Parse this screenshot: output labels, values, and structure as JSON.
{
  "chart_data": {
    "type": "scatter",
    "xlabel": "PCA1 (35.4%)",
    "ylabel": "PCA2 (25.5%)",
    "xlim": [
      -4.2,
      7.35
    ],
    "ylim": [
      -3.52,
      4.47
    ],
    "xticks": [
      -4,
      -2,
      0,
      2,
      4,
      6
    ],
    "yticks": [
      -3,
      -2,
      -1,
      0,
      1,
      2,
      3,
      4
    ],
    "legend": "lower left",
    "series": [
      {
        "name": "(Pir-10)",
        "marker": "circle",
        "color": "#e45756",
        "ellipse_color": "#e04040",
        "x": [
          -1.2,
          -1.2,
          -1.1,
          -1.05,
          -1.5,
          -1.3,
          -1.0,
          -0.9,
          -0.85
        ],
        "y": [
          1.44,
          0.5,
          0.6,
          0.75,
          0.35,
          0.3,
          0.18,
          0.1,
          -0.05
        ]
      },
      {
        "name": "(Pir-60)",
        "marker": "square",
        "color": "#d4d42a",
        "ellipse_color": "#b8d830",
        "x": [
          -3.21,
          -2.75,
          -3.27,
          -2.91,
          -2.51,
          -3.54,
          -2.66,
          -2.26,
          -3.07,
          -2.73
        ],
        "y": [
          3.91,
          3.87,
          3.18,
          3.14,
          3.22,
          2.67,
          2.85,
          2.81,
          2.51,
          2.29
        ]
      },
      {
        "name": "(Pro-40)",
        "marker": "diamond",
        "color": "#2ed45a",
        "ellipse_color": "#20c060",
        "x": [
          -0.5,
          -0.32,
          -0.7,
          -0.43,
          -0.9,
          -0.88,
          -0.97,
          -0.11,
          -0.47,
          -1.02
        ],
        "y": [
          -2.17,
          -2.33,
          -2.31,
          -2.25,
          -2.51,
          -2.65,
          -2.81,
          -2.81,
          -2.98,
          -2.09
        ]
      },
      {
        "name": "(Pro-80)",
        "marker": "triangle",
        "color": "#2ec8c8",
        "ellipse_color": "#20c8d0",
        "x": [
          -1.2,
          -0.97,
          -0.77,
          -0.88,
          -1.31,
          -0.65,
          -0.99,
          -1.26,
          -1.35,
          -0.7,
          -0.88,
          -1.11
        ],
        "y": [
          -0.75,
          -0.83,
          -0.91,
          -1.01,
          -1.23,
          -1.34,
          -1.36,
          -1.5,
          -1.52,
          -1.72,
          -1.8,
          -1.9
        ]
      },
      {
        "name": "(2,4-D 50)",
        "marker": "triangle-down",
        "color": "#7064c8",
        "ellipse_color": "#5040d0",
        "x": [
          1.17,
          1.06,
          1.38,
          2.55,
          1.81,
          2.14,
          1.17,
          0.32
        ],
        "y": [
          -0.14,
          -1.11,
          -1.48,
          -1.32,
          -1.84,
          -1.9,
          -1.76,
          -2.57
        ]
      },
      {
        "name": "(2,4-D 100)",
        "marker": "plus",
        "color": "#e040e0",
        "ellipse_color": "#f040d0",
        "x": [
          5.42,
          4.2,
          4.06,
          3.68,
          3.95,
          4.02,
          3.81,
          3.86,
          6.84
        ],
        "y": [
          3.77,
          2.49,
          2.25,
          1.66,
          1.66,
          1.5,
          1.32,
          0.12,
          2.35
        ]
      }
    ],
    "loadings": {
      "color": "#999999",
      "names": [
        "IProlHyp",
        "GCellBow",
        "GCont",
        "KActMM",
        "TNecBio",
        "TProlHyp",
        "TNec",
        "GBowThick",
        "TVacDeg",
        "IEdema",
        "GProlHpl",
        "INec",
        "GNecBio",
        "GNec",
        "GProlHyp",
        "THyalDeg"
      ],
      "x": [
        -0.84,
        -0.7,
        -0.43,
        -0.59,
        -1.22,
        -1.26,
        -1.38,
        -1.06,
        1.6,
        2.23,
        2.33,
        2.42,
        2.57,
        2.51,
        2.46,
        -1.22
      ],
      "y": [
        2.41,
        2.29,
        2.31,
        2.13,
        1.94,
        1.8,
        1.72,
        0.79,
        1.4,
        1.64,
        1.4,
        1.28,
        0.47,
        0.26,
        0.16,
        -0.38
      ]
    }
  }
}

▶ WRITTEN TASK
Look for the word "triangle" and return every line where it occurs.

▶ COMPLETE RESPONSE
        "marker": "triangle",
        "marker": "triangle-down",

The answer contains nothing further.